**DATA SHOWN:**
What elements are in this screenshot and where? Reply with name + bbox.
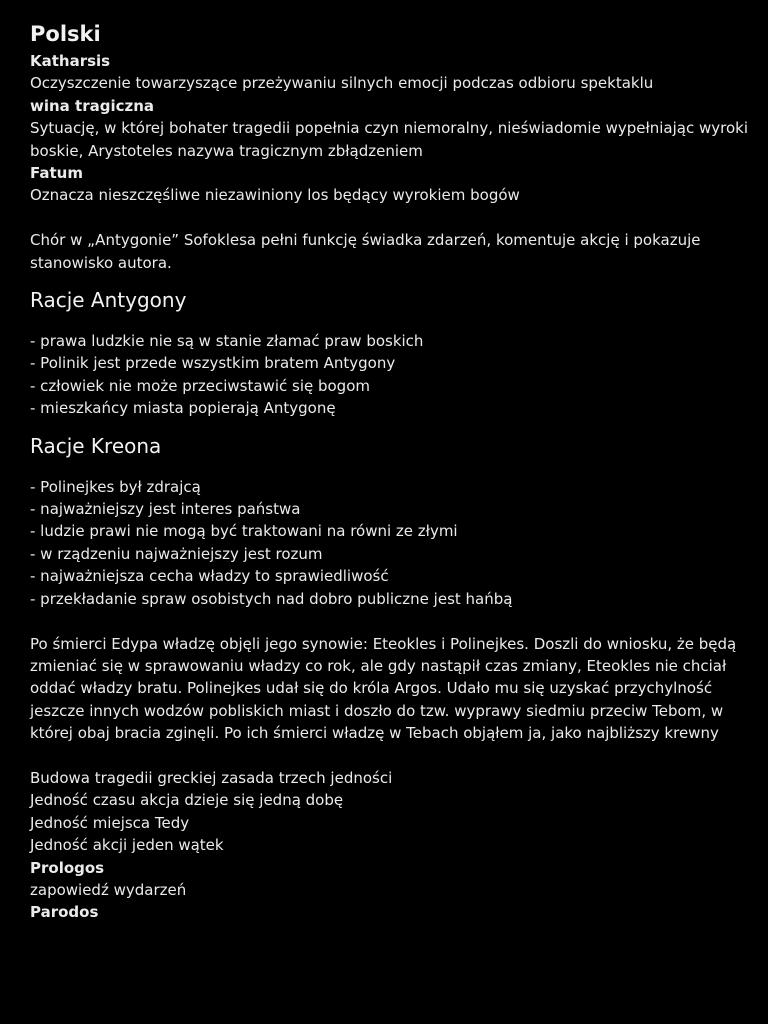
- heading-racje-kreona: Racje Kreona: [30, 433, 162, 458]
- empty-line: [30, 745, 738, 767]
- term-fatum: Fatum: [30, 164, 83, 183]
- story-paragraph-line: oddać władzy bratu. Polinejkes udał się do króla Argos. Udało mu się uzyskać przychylność: [30, 679, 713, 698]
- term-parodos: Parodos: [30, 903, 99, 922]
- budowa-line: Jedność akcji jeden wątek: [30, 836, 224, 855]
- heading-racje-antygony: Racje Antygony: [30, 288, 187, 313]
- term-wina-tragiczna: wina tragiczna: [30, 96, 155, 115]
- list-item: - Polinejkes był zdrajcą: [30, 477, 201, 496]
- empty-line: [30, 610, 738, 632]
- definition-wina-tragiczna-line-1: Sytuację, w której bohater tragedii popełnia czyn niemoralny, nieświadomie wypełniając wyroki: [30, 119, 748, 138]
- definition-wina-tragiczna-line-2: boskie, Arystoteles nazywa tragicznym zbłądzeniem: [30, 141, 423, 160]
- definition-fatum: Oznacza nieszczęśliwe niezawiniony los będący wyrokiem bogów: [30, 186, 520, 205]
- note-title: Polski: [30, 22, 101, 46]
- list-item: - ludzie prawi nie mogą być traktowani na równi ze złymi: [30, 522, 458, 541]
- story-paragraph-line: Po śmierci Edypa władzę objęli jego synowie: Eteokles i Polinejkes. Doszli do wniosku, że będą: [30, 634, 737, 653]
- term-prologos: Prologos: [30, 858, 105, 877]
- budowa-line: Jedność czasu akcja dzieje się jedną dobę: [30, 791, 344, 810]
- empty-line: [30, 420, 738, 432]
- empty-line: [30, 460, 738, 476]
- chor-paragraph-line-2: stanowisko autora.: [30, 253, 172, 272]
- chor-paragraph-line-1: Chór w „Antygonie” Sofoklesa pełni funkcję świadka zdarzeń, komentuje akcję i pokazuje: [30, 231, 701, 250]
- empty-line: [30, 274, 738, 286]
- story-paragraph-line: zmieniać się w sprawowaniu władzy co rok, ale gdy nastąpił czas zmiany, Eteokles nie chciał: [30, 656, 727, 675]
- budowa-line: Budowa tragedii greckiej zasada trzech jedności: [30, 768, 393, 787]
- definition-prologos: zapowiedź wydarzeń: [30, 880, 187, 899]
- list-item: - najważniejsza cecha władzy to sprawiedliwość: [30, 567, 389, 586]
- empty-line: [30, 314, 738, 330]
- list-item: - najważniejszy jest interes państwa: [30, 500, 301, 519]
- empty-line: [30, 207, 738, 229]
- list-item: - Polinik jest przede wszystkim bratem Antygony: [30, 354, 396, 373]
- story-paragraph-line: jeszcze innych wodzów pobliskich miast i doszło do tzw. wyprawy siedmiu przeciw Tebom, w: [30, 701, 724, 720]
- list-item: - prawa ludzkie nie są w stanie złamać praw boskich: [30, 332, 424, 351]
- list-item: - przekładanie spraw osobistych nad dobro publiczne jest hańbą: [30, 589, 513, 608]
- budowa-line: Jedność miejsca Tedy: [30, 813, 190, 832]
- definition-katharsis: Oczyszczenie towarzyszące przeżywaniu silnych emocji podczas odbioru spektaklu: [30, 74, 654, 93]
- story-paragraph-line: której obaj bracia zginęli. Po ich śmierci władzę w Tebach objąłem ja, jako najbliższy krewny: [30, 724, 719, 743]
- list-item: - mieszkańcy miasta popierają Antygonę: [30, 399, 336, 418]
- list-item: - w rządzeniu najważniejszy jest rozum: [30, 544, 323, 563]
- list-item: - człowiek nie może przeciwstawić się bogom: [30, 376, 370, 395]
- term-katharsis: Katharsis: [30, 52, 111, 70]
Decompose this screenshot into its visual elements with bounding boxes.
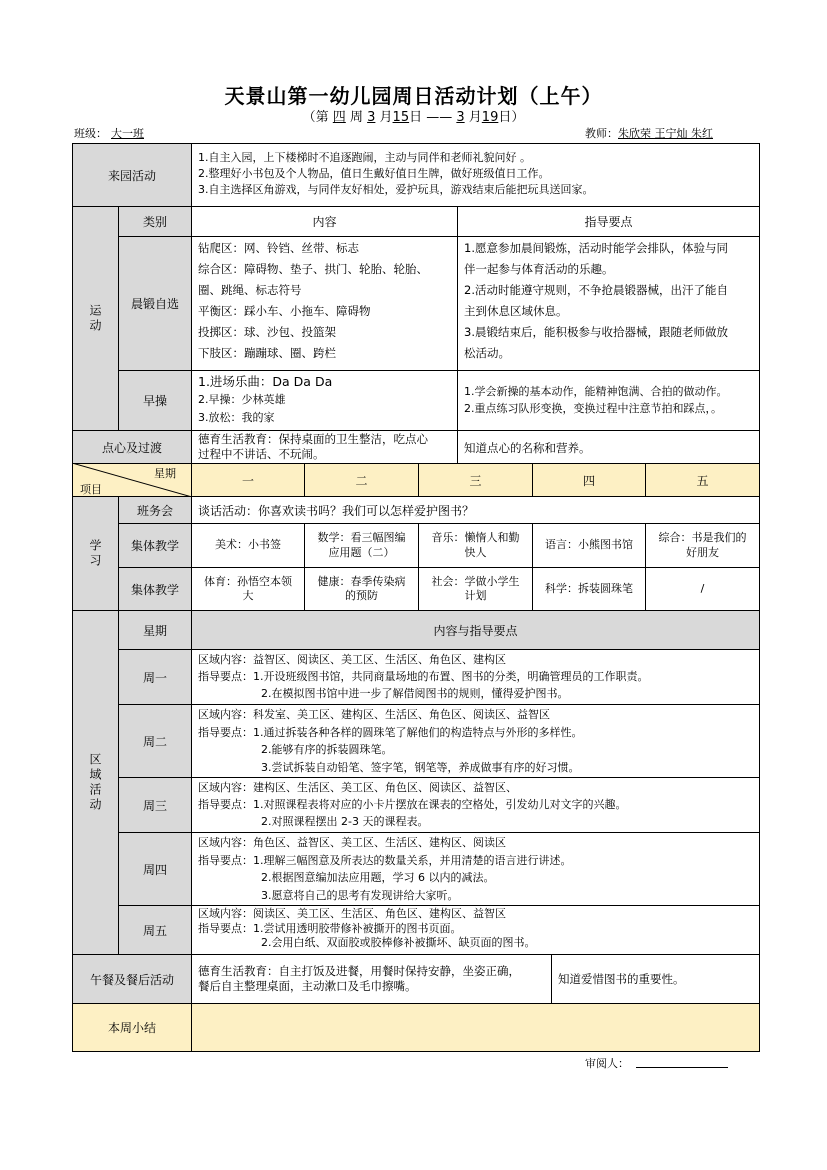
study-cell-fri-1	[645, 523, 760, 568]
snack-points	[457, 430, 760, 464]
area-line: 指导要点：1.开设班级图书馆，共同商量场地的布置、图书的分类，明确管理员的工作职责。	[198, 670, 649, 683]
group-teaching-label-1: 集体教学	[118, 523, 192, 568]
study-cell-line: 体育：孙悟空本领	[204, 574, 292, 588]
class-value: 大一班	[111, 127, 144, 140]
study-cell-line: 综合：书是我们的	[658, 531, 747, 545]
morning-point-line: 3.晨锻结束后，能积极参与收拾器械，跟随老师做放	[464, 325, 728, 339]
end-day: 19	[481, 110, 499, 125]
area-line: 2.对照课程摆出 2-3 天的课程表。	[261, 815, 429, 828]
corner-item-label: 项目	[80, 483, 102, 496]
study-cell-line: 大	[242, 589, 254, 602]
area-line: 区域内容：阅读区、美工区、生活区、角色区、建构区、益智区	[198, 907, 506, 920]
corner-weekday-label: 星期	[154, 467, 176, 480]
study-cell-tue-2	[304, 567, 419, 611]
study-cell-line: 快人	[464, 545, 487, 559]
study-cell-wed-1	[418, 523, 533, 568]
area-day-fri: 周五	[118, 905, 192, 955]
snack-label: 点心及过渡	[72, 430, 192, 464]
morning-exercise-label: 晨锻自选	[118, 236, 192, 371]
area-content-wed	[191, 777, 760, 833]
study-cell-line: 美术：小书签	[215, 538, 281, 552]
weekday-header-wed: 三	[418, 463, 533, 497]
lunch-points-text: 知道爱惜图书的重要性。	[558, 972, 685, 986]
study-cell-mon-2	[191, 567, 305, 611]
morning-point-line: 松活动。	[464, 346, 510, 360]
sports-col-type: 类别	[118, 206, 192, 237]
area-activity-label-text: 区域活动	[88, 752, 102, 813]
study-cell-line: 好朋友	[686, 545, 719, 559]
morning-content-line: 综合区：障碍物、垫子、拱门、轮胎、轮胎、	[198, 262, 428, 276]
morning-content-line: 钻爬区：网、铃铛、丝带、标志	[198, 241, 359, 255]
study-cell-line: 健康：春季传染病	[317, 574, 406, 588]
study-cell-line: /	[700, 581, 705, 595]
drill-content-line: 3.放松：我的家	[198, 411, 275, 424]
morning-exercise-content	[191, 236, 458, 371]
subtitle-month-1: 月	[379, 110, 393, 125]
area-line: 区域内容：角色区、益智区、美工区、生活区、建构区、阅读区	[198, 836, 506, 849]
page-title: 天景山第一幼儿园周日活动计划（上午）	[224, 84, 603, 108]
weekday-header-thu: 四	[532, 463, 646, 497]
morning-drill-content	[191, 370, 458, 431]
morning-drill-points	[457, 370, 760, 431]
area-line: 2.能够有序的拆装圆珠笔。	[261, 743, 393, 756]
morning-drill-label: 早操	[118, 370, 192, 431]
arrival-line: 2.整理好小书包及个人物品，值日生戴好值日生牌，做好班级值日工作。	[198, 166, 550, 180]
morning-content-line: 平衡区：踩小车、小拖车、障碍物	[198, 304, 371, 318]
arrival-line: 1.自主入园，上下楼梯时不追逐跑闹，主动与同伴和老师礼貌问好 。	[198, 151, 531, 164]
teacher-value: 朱欣荣 王宁灿 朱红	[618, 127, 713, 140]
study-cell-fri-2	[645, 567, 760, 611]
weekly-summary-label: 本周小结	[72, 1003, 192, 1052]
study-cell-line: 数学：看三幅图编	[317, 531, 406, 545]
study-cell-wed-2	[418, 567, 533, 611]
morning-content-line: 下肢区：蹦蹦球、圈、跨栏	[198, 346, 336, 360]
snack-points-text: 知道点心的名称和营养。	[464, 441, 591, 455]
area-col-week: 星期	[118, 610, 192, 650]
morning-content-line: 圈、跳绳、标志符号	[198, 283, 302, 297]
area-col-content: 内容与指导要点	[191, 610, 760, 650]
reviewer-label: 审阅人：	[585, 1057, 629, 1070]
group-teaching-label-2: 集体教学	[118, 567, 192, 611]
lunch-content	[191, 954, 552, 1004]
teacher-label: 教师：	[585, 127, 618, 140]
subtitle-to: 日 ——	[409, 110, 457, 125]
study-cell-mon-1	[191, 523, 305, 568]
area-line: 3.愿意将自己的思考有发现讲给大家听。	[261, 888, 459, 902]
area-line: 2.根据图意编加法应用题，学习 6 以内的减法。	[261, 871, 495, 884]
sports-label	[72, 206, 119, 431]
morning-point-line: 2.活动时能遵守规则，不争抢晨锻器械，出汗了能自	[464, 283, 728, 297]
lunch-content-line: 德育生活教育：自主打饭及进餐，用餐时保持安静，坐姿正确，	[198, 964, 520, 978]
area-content-tue	[191, 704, 760, 778]
subtitle-close: 日）	[498, 110, 525, 125]
sports-label-text: 运动	[88, 303, 102, 334]
area-line: 2.会用白纸、双面胶或胶棒修补被撕坏、缺页面的图书。	[261, 936, 536, 949]
weekday-header-fri: 五	[645, 463, 760, 497]
study-cell-tue-1	[304, 523, 419, 568]
class-meeting-text: 谈话活动：你喜欢读书吗？我们可以怎样爱护图书？	[198, 504, 475, 518]
area-day-wed: 周三	[118, 777, 192, 833]
study-cell-line: 科学：拆装圆珠笔	[545, 581, 633, 595]
teacher-info	[585, 125, 713, 141]
morning-point-line: 主到休息区域休息。	[464, 304, 568, 318]
area-line: 区域内容：科发室、美工区、建构区、生活区、角色区、阅读区、益智区	[198, 708, 550, 721]
area-line: 指导要点：1.通过拆装各种各样的圆珠笔了解他们的构造特点与外形的多样性。	[198, 725, 583, 739]
area-content-thu	[191, 832, 760, 906]
weekday-header-mon: 一	[191, 463, 305, 497]
start-day: 15	[392, 110, 410, 125]
snack-content-line: 过程中不讲话、不玩闹。	[198, 447, 325, 461]
morning-point-line: 1.愿意参加晨间锻炼，活动时能学会排队，体验与同	[464, 241, 728, 255]
weekly-summary-content	[191, 1003, 760, 1052]
area-day-tue: 周二	[118, 704, 192, 778]
lunch-points	[551, 954, 760, 1004]
morning-content-line: 投掷区：球、沙包、投篮架	[198, 325, 336, 339]
week-number: 四	[332, 110, 346, 125]
snack-content	[191, 430, 458, 464]
arrival-label: 来园活动	[72, 143, 192, 207]
sports-col-points: 指导要点	[457, 206, 760, 237]
area-line: 指导要点：1.理解三幅图意及所表达的数量关系，并用清楚的语言进行讲述。	[198, 853, 572, 867]
drill-point-line: 1.学会新操的基本动作，能精神饱满、合拍的做动作。	[464, 385, 728, 398]
study-cell-line: 音乐：懒惰人和勤	[431, 531, 520, 545]
arrival-content	[191, 143, 760, 207]
area-line: 区域内容：建构区、生活区、美工区、角色区、阅读区、益智区、	[198, 781, 517, 794]
class-info	[74, 125, 193, 141]
class-meeting-content	[191, 496, 760, 524]
area-content-fri	[191, 905, 760, 955]
class-label: 班级：	[74, 127, 107, 140]
lunch-label: 午餐及餐后活动	[72, 954, 192, 1004]
study-label	[72, 496, 119, 611]
study-cell-line: 社会：学做小学生	[431, 574, 520, 588]
study-cell-line: 的预防	[345, 589, 378, 602]
morning-point-line: 伴一起参与体育活动的乐趣。	[464, 262, 614, 276]
area-content-mon	[191, 649, 760, 705]
week-range	[0, 106, 827, 125]
study-cell-line: 应用题（二）	[328, 545, 395, 559]
class-meeting-label: 班务会	[118, 496, 192, 524]
morning-exercise-points	[457, 236, 760, 371]
study-cell-thu-1	[532, 523, 646, 568]
study-label-text: 学习	[88, 538, 102, 569]
lunch-content-line: 餐后自主整理桌面，主动漱口及毛巾擦嘴。	[198, 979, 417, 993]
sports-col-content: 内容	[191, 206, 458, 237]
area-line: 指导要点：1.尝试用透明胶带修补被撕开的图书页面。	[198, 921, 462, 935]
snack-content-line: 德育生活教育：保持桌面的卫生整洁，吃点心	[198, 432, 428, 446]
area-line: 3.尝试拆装自动铅笔、签字笔，钢笔等，养成做事有序的好习惯。	[261, 760, 580, 774]
reviewer-signature-line	[636, 1067, 728, 1068]
area-line: 2.在模拟图书馆中进一步了解借阅图书的规则，懂得爱护图书。	[261, 687, 569, 700]
drill-content-line: 1.进场乐曲：Da Da Da	[198, 374, 333, 389]
subtitle-week: 周	[349, 110, 363, 125]
subtitle-month-2: 月	[468, 110, 482, 125]
study-cell-thu-2	[532, 567, 646, 611]
area-line: 指导要点：1.对照课程表将对应的小卡片摆放在课表的空格处，引发幼儿对文字的兴趣。	[198, 798, 627, 811]
start-month: 3	[367, 110, 376, 125]
study-cell-line: 语言：小熊图书馆	[545, 538, 633, 552]
drill-point-line: 2.重点练习队形变换，变换过程中注意节拍和踩点，。	[464, 402, 722, 415]
area-activity-label	[72, 610, 119, 955]
study-cell-line: 计划	[464, 589, 487, 602]
area-day-mon: 周一	[118, 649, 192, 705]
weekday-header-tue: 二	[304, 463, 419, 497]
area-line: 区域内容：益智区、阅读区、美工区、生活区、角色区、建构区	[198, 653, 506, 666]
subtitle-open: （第	[302, 110, 329, 125]
drill-content-line: 2.早操：少林英雄	[198, 393, 286, 406]
arrival-line: 3.自主选择区角游戏，与同伴友好相处，爱护玩具，游戏结束后能把玩具送回家。	[198, 182, 594, 196]
area-day-thu: 周四	[118, 832, 192, 906]
end-month: 3	[456, 110, 465, 125]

**PROBLEM DETAILS:** From the records, present the lines from the one with "- heading-racje-kreona: Racje" through the one with "- term-wina-tragiczna: wina" as a numbered list, skipping any blank lines.

**OUTPUT FOR THIS TASK:**
1. - heading-racje-kreona: Racje Kreona: [30, 433, 162, 458]
2. - empty-line: [30, 745, 738, 767]
3. - term-fatum: Fatum: [30, 164, 83, 183]
4. - story-paragraph-line: oddać władzy bratu. Polinejkes udał się do króla Argos. Udało mu się uzyskać przychylność: [30, 679, 713, 698]
5. - term-parodos: Parodos: [30, 903, 99, 922]
6. - budowa-line: Jedność akcji jeden wątek: [30, 836, 224, 855]
7. - heading-racje-antygony: Racje Antygony: [30, 288, 187, 313]
8. - term-wina-tragiczna: wina tragiczna: [30, 96, 155, 115]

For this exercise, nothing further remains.